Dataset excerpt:
---
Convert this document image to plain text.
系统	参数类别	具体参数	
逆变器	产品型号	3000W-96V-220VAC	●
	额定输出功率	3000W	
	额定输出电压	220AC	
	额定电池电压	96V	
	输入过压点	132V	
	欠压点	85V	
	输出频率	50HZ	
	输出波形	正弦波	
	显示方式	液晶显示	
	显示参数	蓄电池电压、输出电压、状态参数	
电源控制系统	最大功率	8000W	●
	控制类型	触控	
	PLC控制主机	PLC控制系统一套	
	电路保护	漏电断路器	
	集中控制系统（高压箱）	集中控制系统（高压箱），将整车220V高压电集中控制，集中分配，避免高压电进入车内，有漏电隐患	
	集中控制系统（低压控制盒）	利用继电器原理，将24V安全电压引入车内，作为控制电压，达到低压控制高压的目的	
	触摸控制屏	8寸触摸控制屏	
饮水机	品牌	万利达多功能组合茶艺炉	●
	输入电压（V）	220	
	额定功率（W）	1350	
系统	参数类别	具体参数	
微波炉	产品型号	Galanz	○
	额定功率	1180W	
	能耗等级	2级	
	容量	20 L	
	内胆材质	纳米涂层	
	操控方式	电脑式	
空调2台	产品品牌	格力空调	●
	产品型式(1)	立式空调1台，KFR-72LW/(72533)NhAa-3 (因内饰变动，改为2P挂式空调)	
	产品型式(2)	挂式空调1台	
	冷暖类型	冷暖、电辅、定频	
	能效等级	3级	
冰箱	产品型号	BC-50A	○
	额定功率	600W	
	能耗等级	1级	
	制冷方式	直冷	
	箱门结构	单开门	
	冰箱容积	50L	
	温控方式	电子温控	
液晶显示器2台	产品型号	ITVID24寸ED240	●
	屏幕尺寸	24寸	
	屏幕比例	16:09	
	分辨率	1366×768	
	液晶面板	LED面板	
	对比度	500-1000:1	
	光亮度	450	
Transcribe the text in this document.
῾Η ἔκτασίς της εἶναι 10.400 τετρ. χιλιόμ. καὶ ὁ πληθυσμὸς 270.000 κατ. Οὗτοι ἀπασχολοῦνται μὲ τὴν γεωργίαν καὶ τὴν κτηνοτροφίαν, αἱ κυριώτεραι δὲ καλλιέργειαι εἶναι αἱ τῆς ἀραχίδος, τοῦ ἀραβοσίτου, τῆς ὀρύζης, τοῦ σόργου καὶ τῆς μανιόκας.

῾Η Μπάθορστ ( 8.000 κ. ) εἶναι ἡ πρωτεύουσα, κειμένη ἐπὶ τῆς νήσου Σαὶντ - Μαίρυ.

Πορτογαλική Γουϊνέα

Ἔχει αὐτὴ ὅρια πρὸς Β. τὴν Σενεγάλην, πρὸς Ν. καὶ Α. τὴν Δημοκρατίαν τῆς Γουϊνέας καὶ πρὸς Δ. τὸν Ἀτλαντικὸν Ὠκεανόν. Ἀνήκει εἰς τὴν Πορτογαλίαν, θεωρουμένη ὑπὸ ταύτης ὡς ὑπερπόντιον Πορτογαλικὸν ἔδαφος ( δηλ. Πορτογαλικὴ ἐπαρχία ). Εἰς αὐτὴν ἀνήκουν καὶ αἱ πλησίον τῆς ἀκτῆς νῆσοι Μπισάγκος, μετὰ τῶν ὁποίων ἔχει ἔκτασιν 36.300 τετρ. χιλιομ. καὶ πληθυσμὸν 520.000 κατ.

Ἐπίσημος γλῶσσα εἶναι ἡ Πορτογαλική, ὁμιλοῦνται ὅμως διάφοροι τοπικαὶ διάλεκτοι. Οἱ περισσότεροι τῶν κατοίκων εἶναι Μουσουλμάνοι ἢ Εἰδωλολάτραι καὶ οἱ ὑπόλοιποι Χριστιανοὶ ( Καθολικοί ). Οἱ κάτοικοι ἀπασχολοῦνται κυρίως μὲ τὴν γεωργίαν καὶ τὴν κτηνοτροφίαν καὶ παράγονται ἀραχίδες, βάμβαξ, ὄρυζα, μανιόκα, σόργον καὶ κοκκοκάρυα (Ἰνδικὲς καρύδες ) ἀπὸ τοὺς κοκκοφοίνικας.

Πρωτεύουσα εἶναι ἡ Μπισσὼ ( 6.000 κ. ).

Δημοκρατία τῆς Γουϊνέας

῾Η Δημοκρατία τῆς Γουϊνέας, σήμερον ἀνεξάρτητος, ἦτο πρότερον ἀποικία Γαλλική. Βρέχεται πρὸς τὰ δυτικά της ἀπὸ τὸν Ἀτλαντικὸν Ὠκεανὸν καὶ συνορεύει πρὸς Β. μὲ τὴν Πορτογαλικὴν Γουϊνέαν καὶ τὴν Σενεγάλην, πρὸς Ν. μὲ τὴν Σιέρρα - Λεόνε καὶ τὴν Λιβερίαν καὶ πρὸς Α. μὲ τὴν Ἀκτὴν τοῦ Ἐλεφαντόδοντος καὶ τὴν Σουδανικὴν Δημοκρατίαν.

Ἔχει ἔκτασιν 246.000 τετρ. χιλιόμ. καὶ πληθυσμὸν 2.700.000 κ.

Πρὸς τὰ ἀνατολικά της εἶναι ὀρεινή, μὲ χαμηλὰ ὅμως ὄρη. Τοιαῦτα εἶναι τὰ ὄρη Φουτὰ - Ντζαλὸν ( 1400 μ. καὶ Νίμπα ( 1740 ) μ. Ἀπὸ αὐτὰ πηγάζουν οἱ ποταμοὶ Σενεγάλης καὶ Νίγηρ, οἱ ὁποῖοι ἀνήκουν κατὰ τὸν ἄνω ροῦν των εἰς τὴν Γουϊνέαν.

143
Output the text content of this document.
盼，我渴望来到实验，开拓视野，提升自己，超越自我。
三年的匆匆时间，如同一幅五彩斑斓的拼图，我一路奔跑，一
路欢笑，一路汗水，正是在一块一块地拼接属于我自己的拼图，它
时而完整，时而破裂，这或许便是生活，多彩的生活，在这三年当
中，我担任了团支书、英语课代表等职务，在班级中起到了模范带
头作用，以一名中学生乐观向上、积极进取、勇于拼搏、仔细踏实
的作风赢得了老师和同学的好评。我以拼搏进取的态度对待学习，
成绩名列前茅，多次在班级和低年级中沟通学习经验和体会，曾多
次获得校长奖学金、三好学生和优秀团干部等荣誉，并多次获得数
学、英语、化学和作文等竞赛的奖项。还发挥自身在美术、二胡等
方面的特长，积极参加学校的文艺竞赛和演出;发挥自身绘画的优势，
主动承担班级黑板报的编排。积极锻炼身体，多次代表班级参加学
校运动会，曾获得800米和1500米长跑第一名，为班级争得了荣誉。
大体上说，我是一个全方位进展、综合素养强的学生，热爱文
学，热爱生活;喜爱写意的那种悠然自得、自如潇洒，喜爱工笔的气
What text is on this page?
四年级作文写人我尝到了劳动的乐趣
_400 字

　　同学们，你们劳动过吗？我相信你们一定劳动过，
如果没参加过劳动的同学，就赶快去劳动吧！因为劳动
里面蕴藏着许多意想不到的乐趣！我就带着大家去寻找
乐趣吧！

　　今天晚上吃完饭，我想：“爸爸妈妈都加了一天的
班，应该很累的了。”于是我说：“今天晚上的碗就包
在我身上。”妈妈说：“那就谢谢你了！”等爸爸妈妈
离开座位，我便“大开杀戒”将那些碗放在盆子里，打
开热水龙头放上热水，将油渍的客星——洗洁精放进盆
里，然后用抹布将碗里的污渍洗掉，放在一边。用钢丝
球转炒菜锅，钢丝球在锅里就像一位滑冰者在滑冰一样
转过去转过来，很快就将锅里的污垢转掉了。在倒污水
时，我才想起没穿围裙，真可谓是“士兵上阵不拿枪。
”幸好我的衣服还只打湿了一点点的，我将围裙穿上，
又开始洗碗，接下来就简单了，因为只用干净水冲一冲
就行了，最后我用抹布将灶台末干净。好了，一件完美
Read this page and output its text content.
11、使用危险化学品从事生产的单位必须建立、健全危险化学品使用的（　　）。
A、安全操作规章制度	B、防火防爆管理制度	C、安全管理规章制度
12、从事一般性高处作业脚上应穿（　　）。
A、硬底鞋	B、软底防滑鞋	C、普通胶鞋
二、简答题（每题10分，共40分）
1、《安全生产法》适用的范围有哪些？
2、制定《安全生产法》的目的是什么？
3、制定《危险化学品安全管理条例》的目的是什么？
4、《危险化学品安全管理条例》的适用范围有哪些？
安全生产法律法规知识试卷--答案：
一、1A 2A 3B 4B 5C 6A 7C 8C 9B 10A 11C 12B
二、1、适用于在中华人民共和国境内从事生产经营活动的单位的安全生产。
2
---
→ **What is being asked**: Return every line in the listing that contains the word "content".

→ **Correct answer**:
Output the text content of this document.
Read this page and output its text content.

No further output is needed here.